## TASK TO COMPLETE
Write out the material again word for word, dropping any images it holds.

• • • • • • •

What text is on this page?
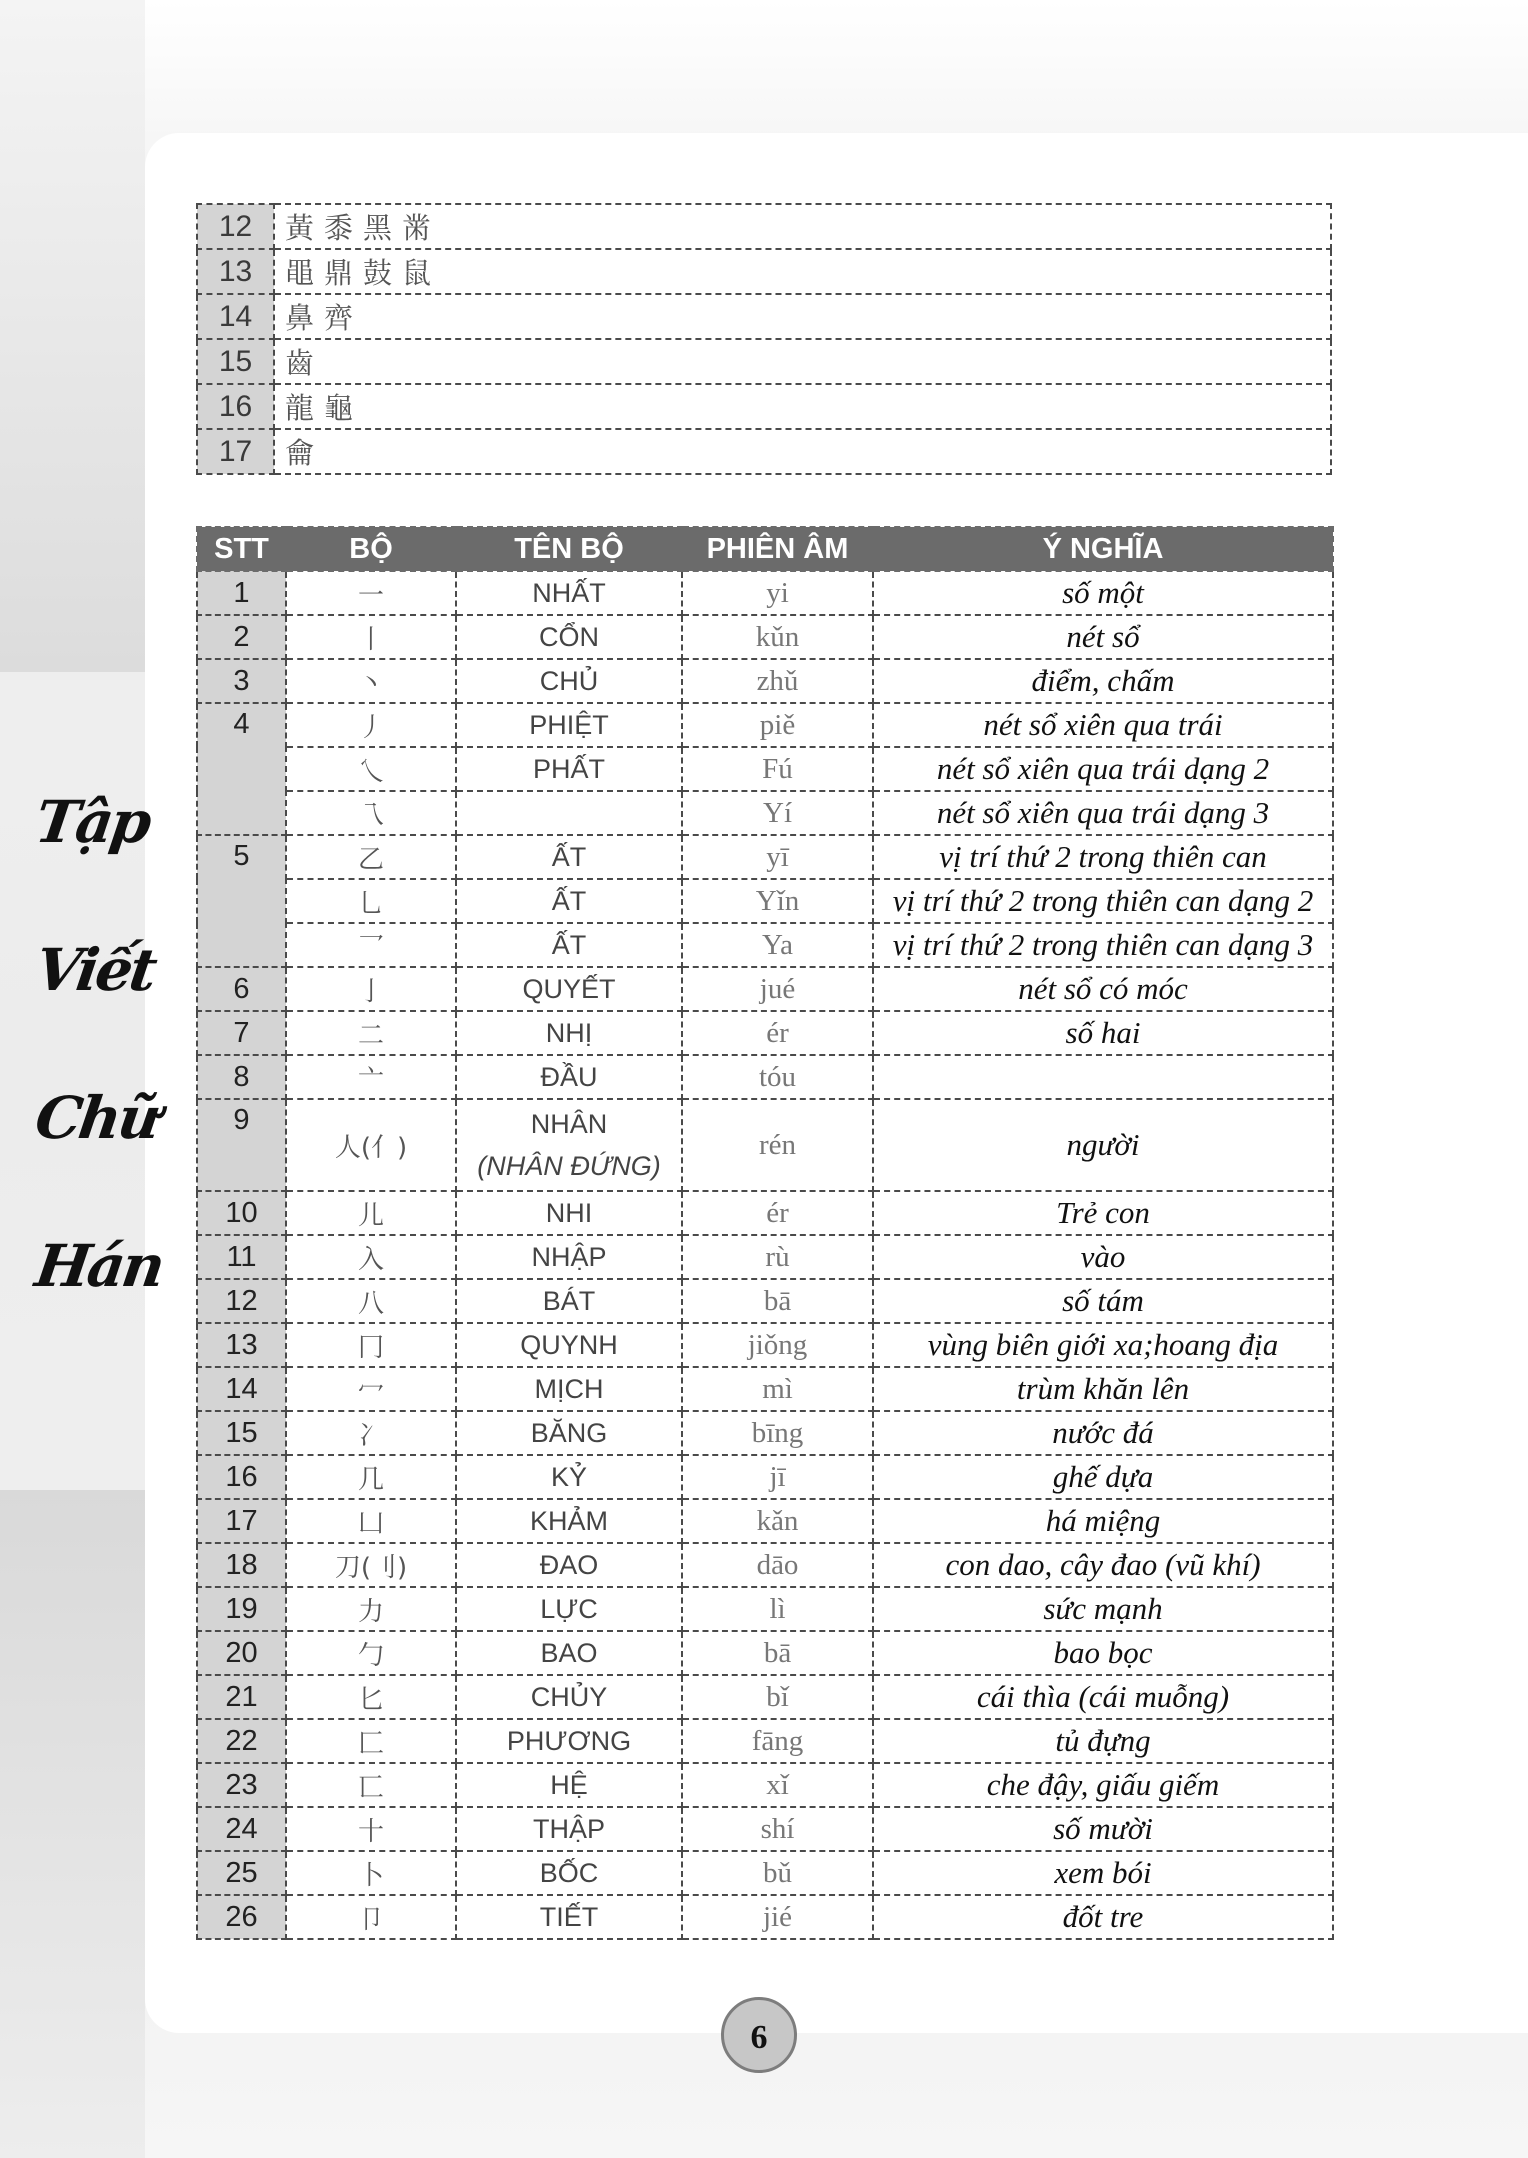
Tập
Viết
Chữ
Hán
12	黃黍黑黹
13	黽鼎鼓鼠
14	鼻齊
15	齒
16	龍龜
17	龠
STT	BỘ	TÊN BỘ	PHIÊN ÂM	Ý NGHĨA
1	一	NHẤT	yi	số một
2	丨	CỔN	kǔn	nét sổ
3	丶	CHỦ	zhǔ	điểm, chấm
4	丿	PHIỆT	piě	nét sổ xiên qua trái
	乀	PHẤT	Fú	nét sổ xiên qua trái dạng 2
	乁		Yí	nét sổ xiên qua trái dạng 3
5	乙	ẤT	yī	vị trí thứ 2 trong thiên can
	乚	ẤT	Yǐn	vị trí thứ 2 trong thiên can dạng 2
	乛	ẤT	Ya	vị trí thứ 2 trong thiên can dạng 3
6	亅	QUYẾT	jué	nét sổ có móc
7	二	NHỊ	ér	số hai
8	亠	ĐẦU	tóu	
9	人(亻)	NHÂN
(NHÂN ĐỨNG)	rén	người
10	儿	NHI	ér	Trẻ con
11	入	NHẬP	rù	vào
12	八	BÁT	bā	số tám
13	冂	QUYNH	jiǒng	vùng biên giới xa;hoang địa
14	冖	MỊCH	mì	trùm khăn lên
15	冫	BĂNG	bīng	nước đá
16	几	KỶ	jī	ghế dựa
17	凵	KHẢM	kǎn	há miệng
18	刀(刂)	ĐAO	dāo	con dao, cây đao (vũ khí)
19	力	LỰC	lì	sức mạnh
20	勹	BAO	bā	bao bọc
21	匕	CHỦY	bǐ	cái thìa (cái muỗng)
22	匚	PHƯƠNG	fāng	tủ đựng
23	匸	HỆ	xǐ	che đậy, giấu giếm
24	十	THẬP	shí	số mười
25	卜	BỐC	bǔ	xem bói
26	卩	TIẾT	jié	đốt tre
6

• • • • • • •

## THE RESULT
What text is on this page?
Tập
Viết
Chữ
Hán
12	黃黍黑黹
13	黽鼎鼓鼠
14	鼻齊
15	齒
16	龍龜
17	龠
STT	BỘ	TÊN BỘ	PHIÊN ÂM	Ý NGHĨA
1	一	NHẤT	yi	số một
2	丨	CỔN	kǔn	nét sổ
3	丶	CHỦ	zhǔ	điểm, chấm
4	丿	PHIỆT	piě	nét sổ xiên qua trái
	乀	PHẤT	Fú	nét sổ xiên qua trái dạng 2
	乁		Yí	nét sổ xiên qua trái dạng 3
5	乙	ẤT	yī	vị trí thứ 2 trong thiên can
	乚	ẤT	Yǐn	vị trí thứ 2 trong thiên can dạng 2
	乛	ẤT	Ya	vị trí thứ 2 trong thiên can dạng 3
6	亅	QUYẾT	jué	nét sổ có móc
7	二	NHỊ	ér	số hai
8	亠	ĐẦU	tóu	
9	人(亻)	NHÂN
(NHÂN ĐỨNG)	rén	người
10	儿	NHI	ér	Trẻ con
11	入	NHẬP	rù	vào
12	八	BÁT	bā	số tám
13	冂	QUYNH	jiǒng	vùng biên giới xa;hoang địa
14	冖	MỊCH	mì	trùm khăn lên
15	冫	BĂNG	bīng	nước đá
16	几	KỶ	jī	ghế dựa
17	凵	KHẢM	kǎn	há miệng
18	刀(刂)	ĐAO	dāo	con dao, cây đao (vũ khí)
19	力	LỰC	lì	sức mạnh
20	勹	BAO	bā	bao bọc
21	匕	CHỦY	bǐ	cái thìa (cái muỗng)
22	匚	PHƯƠNG	fāng	tủ đựng
23	匸	HỆ	xǐ	che đậy, giấu giếm
24	十	THẬP	shí	số mười
25	卜	BỐC	bǔ	xem bói
26	卩	TIẾT	jié	đốt tre
6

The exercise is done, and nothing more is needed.